_Set problem:_ Return the number of lines that contain the word "values", and return nothing else.

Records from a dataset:
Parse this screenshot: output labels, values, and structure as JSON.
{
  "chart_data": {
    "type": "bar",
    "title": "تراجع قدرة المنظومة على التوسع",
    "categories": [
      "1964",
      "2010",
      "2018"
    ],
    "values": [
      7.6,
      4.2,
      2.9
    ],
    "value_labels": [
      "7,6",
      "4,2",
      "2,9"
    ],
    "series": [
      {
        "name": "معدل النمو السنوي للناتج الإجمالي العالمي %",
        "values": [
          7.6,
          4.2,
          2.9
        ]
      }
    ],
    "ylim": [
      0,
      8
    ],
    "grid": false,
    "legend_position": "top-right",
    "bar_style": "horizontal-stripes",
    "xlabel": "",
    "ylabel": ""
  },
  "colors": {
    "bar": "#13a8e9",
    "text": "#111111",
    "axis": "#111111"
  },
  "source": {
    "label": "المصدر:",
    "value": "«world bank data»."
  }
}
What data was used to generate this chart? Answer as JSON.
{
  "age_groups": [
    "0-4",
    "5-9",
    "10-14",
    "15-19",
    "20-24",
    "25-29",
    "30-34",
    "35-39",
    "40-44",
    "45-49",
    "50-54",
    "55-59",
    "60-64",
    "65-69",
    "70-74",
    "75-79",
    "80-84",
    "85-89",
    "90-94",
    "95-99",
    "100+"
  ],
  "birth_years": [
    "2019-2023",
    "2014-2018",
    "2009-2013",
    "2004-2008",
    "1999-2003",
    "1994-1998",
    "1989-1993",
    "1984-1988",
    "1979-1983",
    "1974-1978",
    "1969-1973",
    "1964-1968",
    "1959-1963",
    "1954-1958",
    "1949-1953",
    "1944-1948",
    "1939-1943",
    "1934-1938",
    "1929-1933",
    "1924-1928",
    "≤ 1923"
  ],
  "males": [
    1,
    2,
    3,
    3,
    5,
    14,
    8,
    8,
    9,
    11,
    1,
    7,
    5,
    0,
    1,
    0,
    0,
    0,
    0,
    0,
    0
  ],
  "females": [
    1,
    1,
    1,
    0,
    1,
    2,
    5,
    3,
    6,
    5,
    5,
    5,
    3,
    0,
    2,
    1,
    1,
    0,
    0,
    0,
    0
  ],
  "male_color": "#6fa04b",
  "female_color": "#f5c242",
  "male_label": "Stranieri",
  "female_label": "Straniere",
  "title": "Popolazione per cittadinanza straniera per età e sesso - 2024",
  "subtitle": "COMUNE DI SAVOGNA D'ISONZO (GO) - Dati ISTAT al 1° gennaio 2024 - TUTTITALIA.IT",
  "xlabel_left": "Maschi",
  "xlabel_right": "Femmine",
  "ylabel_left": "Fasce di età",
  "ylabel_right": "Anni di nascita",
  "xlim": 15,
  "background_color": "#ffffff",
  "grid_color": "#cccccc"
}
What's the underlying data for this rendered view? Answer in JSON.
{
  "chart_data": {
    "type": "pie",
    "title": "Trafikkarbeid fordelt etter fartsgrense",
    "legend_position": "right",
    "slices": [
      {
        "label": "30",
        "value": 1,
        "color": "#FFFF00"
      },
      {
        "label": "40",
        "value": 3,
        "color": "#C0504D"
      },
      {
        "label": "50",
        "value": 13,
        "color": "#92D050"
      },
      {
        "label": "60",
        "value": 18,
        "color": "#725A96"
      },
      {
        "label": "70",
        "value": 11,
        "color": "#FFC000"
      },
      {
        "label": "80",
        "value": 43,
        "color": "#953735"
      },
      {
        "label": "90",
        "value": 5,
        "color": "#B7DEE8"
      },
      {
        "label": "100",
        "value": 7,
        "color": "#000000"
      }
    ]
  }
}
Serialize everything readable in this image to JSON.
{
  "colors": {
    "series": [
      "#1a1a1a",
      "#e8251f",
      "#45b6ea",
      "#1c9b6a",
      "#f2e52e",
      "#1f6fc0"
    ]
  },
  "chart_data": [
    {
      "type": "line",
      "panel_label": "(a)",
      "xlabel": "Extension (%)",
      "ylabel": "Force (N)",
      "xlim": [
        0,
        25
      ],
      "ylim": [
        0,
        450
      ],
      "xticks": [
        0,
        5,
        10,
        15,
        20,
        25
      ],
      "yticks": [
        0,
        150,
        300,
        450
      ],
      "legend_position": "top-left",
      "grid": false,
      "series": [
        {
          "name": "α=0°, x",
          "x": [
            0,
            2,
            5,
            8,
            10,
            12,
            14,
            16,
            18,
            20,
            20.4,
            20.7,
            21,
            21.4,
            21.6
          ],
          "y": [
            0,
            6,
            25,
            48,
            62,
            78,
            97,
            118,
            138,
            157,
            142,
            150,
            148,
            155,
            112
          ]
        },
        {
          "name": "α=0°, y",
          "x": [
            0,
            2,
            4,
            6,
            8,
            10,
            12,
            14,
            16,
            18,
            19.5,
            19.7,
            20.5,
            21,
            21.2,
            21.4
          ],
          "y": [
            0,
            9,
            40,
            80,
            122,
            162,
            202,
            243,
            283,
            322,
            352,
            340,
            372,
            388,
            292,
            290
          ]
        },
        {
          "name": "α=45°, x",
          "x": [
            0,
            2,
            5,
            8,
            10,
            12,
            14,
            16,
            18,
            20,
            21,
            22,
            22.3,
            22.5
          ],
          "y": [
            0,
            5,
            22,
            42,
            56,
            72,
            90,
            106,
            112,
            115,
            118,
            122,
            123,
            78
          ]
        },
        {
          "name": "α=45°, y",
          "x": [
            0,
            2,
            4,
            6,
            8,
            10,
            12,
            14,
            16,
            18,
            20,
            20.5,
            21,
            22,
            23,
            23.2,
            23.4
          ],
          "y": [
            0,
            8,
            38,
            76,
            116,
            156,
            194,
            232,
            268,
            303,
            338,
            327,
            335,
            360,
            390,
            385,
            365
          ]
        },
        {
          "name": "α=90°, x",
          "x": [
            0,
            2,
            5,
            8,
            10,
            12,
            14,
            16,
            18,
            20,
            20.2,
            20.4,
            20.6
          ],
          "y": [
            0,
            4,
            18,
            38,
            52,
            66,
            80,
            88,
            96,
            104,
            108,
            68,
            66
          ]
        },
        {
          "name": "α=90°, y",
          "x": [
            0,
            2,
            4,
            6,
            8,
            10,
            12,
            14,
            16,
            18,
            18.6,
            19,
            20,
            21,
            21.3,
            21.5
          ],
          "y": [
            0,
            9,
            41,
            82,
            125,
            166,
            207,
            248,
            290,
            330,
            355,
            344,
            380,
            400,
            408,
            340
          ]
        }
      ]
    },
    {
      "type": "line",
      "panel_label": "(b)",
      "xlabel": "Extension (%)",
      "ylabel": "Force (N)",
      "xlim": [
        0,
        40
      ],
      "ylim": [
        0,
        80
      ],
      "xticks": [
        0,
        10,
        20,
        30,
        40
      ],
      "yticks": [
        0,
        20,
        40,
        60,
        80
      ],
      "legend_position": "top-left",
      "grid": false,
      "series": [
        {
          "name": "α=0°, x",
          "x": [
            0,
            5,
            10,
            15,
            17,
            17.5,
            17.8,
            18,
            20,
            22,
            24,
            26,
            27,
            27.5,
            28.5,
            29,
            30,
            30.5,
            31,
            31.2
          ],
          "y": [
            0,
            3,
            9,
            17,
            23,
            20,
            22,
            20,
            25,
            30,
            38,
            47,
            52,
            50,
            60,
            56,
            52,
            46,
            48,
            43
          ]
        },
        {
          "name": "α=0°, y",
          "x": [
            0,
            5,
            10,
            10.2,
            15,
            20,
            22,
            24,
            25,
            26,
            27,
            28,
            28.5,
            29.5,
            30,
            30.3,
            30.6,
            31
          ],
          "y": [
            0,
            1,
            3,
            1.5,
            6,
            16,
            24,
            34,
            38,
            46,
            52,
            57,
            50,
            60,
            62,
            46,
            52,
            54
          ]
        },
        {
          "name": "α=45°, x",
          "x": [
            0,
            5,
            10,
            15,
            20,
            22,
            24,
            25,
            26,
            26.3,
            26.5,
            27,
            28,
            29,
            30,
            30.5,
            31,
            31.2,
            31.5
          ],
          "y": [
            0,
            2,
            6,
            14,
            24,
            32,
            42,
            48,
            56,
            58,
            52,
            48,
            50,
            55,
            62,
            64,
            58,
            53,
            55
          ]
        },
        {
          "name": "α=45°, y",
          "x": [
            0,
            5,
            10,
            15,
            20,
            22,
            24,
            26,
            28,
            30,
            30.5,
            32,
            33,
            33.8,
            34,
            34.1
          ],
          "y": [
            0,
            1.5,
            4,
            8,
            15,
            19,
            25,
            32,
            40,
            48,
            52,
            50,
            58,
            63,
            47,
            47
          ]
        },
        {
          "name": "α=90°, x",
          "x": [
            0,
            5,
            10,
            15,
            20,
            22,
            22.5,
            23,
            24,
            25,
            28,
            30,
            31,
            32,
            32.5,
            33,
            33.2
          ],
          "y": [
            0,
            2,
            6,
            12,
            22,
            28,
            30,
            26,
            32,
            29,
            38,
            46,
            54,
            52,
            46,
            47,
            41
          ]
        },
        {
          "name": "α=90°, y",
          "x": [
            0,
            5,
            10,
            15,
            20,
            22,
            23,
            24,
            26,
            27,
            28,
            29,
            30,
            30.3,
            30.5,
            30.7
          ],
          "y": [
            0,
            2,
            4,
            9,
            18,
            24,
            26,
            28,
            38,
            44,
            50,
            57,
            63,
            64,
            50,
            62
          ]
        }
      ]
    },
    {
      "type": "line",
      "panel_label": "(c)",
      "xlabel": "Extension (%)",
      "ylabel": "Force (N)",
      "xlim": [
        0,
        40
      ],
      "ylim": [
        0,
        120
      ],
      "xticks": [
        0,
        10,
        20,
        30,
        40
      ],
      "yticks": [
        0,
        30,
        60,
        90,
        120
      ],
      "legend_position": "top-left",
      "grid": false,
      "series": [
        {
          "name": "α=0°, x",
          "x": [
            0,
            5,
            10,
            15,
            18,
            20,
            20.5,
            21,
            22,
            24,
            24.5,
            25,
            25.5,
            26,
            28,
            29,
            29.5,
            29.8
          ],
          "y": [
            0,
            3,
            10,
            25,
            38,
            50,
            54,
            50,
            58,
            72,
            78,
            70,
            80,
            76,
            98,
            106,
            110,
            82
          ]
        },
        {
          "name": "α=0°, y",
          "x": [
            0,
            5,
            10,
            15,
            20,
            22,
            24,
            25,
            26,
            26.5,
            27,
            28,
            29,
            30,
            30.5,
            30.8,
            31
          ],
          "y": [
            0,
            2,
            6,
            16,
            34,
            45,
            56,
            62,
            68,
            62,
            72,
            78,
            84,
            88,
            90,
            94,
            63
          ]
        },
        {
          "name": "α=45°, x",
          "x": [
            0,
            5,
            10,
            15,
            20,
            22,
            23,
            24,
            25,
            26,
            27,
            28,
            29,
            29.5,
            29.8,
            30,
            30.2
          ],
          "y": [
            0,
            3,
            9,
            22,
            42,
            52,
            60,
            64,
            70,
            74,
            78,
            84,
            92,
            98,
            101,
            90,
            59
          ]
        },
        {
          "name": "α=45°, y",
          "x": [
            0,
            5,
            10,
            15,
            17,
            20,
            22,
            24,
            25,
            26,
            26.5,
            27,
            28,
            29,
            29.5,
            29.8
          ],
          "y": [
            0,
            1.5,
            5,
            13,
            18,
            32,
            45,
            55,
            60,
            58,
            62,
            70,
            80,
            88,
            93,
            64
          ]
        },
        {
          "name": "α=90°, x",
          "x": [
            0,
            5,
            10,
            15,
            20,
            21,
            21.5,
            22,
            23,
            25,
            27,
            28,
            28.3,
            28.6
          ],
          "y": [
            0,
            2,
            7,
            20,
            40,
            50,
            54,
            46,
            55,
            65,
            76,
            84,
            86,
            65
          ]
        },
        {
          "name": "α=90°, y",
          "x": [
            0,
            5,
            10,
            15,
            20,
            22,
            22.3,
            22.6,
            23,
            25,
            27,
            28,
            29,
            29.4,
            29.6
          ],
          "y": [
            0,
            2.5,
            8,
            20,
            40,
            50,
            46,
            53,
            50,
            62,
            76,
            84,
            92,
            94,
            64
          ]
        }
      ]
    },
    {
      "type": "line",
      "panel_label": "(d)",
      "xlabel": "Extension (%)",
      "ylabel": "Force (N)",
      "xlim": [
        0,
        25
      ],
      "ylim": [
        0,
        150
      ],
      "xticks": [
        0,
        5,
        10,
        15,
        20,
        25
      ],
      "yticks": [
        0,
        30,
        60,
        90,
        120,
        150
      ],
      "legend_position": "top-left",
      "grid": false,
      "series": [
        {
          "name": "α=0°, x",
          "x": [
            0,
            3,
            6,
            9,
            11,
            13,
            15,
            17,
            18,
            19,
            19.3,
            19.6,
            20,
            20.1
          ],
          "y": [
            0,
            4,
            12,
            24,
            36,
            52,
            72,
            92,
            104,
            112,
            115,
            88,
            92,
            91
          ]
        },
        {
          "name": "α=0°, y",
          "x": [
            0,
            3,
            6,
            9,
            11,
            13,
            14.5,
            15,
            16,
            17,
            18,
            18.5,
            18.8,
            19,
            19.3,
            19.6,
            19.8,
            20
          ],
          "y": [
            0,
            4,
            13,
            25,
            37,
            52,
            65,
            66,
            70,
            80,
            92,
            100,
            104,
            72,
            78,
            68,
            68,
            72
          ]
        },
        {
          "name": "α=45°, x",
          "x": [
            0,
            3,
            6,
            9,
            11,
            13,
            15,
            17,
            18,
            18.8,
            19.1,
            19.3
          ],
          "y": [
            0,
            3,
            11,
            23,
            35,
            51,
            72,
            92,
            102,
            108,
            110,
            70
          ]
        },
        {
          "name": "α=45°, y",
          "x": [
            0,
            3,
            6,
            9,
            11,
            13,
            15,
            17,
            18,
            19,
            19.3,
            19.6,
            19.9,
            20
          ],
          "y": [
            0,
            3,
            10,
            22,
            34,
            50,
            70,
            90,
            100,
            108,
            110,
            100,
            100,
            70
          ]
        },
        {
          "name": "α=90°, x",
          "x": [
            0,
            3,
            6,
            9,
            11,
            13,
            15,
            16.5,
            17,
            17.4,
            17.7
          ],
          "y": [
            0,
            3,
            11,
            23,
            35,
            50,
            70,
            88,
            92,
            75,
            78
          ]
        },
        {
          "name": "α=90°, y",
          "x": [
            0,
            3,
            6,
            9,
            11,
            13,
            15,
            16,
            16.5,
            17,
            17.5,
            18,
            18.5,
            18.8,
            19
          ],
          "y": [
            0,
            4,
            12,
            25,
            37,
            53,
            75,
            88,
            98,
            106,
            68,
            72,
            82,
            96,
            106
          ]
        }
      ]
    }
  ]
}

_Result of the task:_ 3